## RECORDS PROVIDED:
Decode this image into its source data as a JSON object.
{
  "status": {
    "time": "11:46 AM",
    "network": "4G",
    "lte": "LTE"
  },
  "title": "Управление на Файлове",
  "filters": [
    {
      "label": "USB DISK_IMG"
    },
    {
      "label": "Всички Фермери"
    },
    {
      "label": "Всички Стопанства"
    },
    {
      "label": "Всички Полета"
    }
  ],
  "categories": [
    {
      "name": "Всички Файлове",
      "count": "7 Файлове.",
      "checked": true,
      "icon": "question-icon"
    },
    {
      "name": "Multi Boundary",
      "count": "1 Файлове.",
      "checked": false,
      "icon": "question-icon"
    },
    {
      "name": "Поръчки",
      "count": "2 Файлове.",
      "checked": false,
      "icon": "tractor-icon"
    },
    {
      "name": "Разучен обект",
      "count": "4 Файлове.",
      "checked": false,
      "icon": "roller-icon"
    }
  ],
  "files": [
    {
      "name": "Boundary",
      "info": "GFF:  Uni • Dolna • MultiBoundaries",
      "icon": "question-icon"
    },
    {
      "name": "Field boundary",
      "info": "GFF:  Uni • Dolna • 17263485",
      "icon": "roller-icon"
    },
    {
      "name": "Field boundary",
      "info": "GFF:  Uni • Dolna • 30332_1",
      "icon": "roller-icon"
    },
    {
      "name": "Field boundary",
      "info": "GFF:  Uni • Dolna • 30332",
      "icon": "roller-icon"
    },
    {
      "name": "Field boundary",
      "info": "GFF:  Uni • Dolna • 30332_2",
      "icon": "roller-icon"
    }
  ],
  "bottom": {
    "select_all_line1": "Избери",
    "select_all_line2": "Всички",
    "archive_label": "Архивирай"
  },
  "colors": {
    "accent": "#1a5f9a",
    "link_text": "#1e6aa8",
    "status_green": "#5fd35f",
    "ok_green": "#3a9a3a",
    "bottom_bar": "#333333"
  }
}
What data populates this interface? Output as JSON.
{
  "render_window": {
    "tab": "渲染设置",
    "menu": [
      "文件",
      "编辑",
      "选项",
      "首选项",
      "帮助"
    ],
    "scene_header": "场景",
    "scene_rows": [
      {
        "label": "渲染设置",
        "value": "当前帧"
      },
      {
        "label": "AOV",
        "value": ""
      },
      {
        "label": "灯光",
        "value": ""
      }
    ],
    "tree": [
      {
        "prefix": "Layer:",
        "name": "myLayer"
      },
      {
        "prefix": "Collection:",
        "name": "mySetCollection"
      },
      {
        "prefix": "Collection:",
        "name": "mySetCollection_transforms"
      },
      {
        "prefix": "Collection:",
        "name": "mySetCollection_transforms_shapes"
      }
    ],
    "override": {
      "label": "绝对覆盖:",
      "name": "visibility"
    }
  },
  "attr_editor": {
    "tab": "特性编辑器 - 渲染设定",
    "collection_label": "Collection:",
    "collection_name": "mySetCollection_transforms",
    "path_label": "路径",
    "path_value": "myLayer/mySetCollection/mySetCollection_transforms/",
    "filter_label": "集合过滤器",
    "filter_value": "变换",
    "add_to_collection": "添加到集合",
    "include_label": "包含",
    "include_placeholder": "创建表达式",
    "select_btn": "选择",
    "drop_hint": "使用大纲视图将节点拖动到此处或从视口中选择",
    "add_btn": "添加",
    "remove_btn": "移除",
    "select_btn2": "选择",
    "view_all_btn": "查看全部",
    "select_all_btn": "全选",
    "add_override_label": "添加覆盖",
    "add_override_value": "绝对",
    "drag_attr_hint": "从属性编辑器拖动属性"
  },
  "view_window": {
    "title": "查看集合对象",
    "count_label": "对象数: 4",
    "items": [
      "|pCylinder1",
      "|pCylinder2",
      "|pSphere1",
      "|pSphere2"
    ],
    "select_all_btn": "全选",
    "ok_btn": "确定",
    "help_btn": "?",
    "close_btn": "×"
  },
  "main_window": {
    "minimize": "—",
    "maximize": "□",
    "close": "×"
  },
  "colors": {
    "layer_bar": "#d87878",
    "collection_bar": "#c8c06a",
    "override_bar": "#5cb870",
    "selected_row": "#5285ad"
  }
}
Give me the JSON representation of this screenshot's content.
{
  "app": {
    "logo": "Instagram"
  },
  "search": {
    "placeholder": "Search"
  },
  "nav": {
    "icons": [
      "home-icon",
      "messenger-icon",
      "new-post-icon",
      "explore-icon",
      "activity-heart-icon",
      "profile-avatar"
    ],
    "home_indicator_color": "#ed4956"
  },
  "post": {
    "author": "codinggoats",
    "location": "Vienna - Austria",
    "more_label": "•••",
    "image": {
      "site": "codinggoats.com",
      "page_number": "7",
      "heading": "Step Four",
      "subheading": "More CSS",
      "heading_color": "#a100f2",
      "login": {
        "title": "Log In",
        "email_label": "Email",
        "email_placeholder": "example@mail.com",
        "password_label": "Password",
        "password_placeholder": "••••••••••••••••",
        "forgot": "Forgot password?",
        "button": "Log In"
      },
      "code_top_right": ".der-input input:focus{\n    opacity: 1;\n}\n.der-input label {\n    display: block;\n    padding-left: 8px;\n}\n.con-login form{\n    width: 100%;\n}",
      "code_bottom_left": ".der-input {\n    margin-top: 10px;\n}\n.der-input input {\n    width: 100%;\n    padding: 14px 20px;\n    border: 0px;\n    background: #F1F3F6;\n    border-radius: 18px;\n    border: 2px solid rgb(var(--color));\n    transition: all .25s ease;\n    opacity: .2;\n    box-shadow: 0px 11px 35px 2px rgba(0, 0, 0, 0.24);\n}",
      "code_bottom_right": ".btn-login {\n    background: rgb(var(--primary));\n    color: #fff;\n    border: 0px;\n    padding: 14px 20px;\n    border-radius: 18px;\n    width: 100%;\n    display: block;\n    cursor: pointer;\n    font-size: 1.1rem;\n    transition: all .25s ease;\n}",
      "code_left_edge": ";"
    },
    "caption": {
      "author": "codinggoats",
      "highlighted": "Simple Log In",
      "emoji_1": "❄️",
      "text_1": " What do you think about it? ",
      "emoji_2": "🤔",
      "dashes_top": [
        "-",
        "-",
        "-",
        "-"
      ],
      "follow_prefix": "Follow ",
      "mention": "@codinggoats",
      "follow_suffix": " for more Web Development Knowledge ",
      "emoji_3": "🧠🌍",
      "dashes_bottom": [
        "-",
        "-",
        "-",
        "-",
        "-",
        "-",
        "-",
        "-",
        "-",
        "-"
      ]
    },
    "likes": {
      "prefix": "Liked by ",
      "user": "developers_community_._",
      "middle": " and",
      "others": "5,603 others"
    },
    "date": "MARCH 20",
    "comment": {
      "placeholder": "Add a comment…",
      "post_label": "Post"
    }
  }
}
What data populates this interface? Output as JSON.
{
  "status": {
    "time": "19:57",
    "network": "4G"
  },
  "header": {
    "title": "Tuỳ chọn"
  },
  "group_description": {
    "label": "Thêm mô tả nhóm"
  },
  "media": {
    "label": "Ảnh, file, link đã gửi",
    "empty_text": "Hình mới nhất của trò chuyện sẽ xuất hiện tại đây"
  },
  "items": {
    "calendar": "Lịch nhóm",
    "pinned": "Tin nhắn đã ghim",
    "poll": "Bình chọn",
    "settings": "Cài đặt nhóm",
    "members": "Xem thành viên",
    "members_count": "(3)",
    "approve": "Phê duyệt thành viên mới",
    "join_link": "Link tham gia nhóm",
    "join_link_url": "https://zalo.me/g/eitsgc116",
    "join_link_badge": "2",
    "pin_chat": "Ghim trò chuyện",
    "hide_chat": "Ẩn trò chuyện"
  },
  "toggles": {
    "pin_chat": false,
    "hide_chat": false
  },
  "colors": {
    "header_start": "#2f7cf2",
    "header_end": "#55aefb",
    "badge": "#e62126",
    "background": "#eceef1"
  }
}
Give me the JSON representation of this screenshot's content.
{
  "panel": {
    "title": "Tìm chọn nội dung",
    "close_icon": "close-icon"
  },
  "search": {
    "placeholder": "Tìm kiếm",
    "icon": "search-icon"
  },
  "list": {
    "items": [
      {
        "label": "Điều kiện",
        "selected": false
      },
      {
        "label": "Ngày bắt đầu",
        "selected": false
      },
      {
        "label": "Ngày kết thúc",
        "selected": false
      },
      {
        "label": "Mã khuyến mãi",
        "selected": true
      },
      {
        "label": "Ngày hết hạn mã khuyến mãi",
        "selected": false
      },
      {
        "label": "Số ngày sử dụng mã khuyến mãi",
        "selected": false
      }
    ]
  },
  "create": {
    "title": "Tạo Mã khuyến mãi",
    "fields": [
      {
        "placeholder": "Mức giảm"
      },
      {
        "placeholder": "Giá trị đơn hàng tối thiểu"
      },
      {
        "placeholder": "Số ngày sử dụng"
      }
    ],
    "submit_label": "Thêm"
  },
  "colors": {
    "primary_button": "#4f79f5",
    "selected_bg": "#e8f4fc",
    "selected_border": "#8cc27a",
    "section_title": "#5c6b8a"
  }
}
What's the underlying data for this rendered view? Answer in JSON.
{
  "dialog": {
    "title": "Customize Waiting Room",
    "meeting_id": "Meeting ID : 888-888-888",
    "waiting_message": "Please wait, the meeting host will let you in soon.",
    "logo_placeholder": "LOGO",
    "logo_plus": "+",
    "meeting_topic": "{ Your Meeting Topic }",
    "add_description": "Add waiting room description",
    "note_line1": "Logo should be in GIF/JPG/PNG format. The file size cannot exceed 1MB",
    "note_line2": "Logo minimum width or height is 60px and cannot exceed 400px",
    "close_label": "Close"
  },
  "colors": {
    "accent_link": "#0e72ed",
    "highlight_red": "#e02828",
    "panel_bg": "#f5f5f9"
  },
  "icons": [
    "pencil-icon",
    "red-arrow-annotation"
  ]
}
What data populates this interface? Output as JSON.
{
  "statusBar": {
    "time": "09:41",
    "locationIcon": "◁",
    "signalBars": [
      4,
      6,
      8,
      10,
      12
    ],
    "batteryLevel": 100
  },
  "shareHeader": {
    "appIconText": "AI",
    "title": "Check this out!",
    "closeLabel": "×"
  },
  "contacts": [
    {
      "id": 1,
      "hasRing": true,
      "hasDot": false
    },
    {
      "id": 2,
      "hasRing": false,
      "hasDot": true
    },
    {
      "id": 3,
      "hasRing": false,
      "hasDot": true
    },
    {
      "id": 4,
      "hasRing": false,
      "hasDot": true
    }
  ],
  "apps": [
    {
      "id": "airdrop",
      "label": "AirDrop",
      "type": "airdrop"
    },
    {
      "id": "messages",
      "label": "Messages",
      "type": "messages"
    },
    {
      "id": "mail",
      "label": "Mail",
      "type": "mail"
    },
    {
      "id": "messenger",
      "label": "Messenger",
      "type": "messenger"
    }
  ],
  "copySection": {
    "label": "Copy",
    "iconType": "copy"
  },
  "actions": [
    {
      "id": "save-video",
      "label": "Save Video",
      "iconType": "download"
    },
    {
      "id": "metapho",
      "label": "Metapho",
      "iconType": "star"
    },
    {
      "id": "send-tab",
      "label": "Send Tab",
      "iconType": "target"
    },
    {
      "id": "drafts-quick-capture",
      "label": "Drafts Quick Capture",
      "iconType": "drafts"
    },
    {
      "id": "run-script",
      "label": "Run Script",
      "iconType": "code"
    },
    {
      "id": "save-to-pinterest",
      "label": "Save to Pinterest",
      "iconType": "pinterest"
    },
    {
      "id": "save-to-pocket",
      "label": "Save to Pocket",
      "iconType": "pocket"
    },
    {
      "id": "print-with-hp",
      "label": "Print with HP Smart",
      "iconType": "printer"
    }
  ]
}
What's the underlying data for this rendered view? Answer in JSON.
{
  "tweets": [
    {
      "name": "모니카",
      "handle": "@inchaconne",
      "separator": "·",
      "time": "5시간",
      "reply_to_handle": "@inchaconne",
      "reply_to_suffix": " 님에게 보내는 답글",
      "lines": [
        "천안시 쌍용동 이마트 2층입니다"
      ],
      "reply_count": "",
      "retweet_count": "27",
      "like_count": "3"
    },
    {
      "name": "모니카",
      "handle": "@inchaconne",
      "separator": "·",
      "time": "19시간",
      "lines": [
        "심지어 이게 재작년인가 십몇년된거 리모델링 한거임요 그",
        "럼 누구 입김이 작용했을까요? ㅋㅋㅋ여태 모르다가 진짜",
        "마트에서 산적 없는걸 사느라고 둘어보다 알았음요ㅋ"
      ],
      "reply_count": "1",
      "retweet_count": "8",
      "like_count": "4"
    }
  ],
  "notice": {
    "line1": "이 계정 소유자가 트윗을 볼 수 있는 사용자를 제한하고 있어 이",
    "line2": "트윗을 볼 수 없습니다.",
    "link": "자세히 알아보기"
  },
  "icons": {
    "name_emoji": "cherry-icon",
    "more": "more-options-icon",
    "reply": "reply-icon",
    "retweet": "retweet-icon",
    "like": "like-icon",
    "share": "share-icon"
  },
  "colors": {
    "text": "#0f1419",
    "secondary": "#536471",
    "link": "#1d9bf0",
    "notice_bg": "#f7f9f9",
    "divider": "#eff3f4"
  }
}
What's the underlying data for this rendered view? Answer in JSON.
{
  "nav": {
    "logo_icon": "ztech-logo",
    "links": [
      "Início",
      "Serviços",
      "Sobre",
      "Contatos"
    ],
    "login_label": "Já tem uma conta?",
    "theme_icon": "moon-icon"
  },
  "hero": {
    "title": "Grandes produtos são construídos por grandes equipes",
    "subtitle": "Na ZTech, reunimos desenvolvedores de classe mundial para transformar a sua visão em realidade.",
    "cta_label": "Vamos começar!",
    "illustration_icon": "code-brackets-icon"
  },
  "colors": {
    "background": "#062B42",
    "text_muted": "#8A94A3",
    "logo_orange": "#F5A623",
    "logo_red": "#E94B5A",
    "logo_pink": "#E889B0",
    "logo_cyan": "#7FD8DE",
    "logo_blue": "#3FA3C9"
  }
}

## WHAT YOU ARE ASKED TO DO:
Make a copy of each line that contains the string "khuyến".

## TASK RESPONSE:
        "label": "Mã khuyến mãi",
        "label": "Ngày hết hạn mã khuyến mãi",
        "label": "Số ngày sử dụng mã khuyến mãi",
    "title": "Tạo Mã khuyến mãi",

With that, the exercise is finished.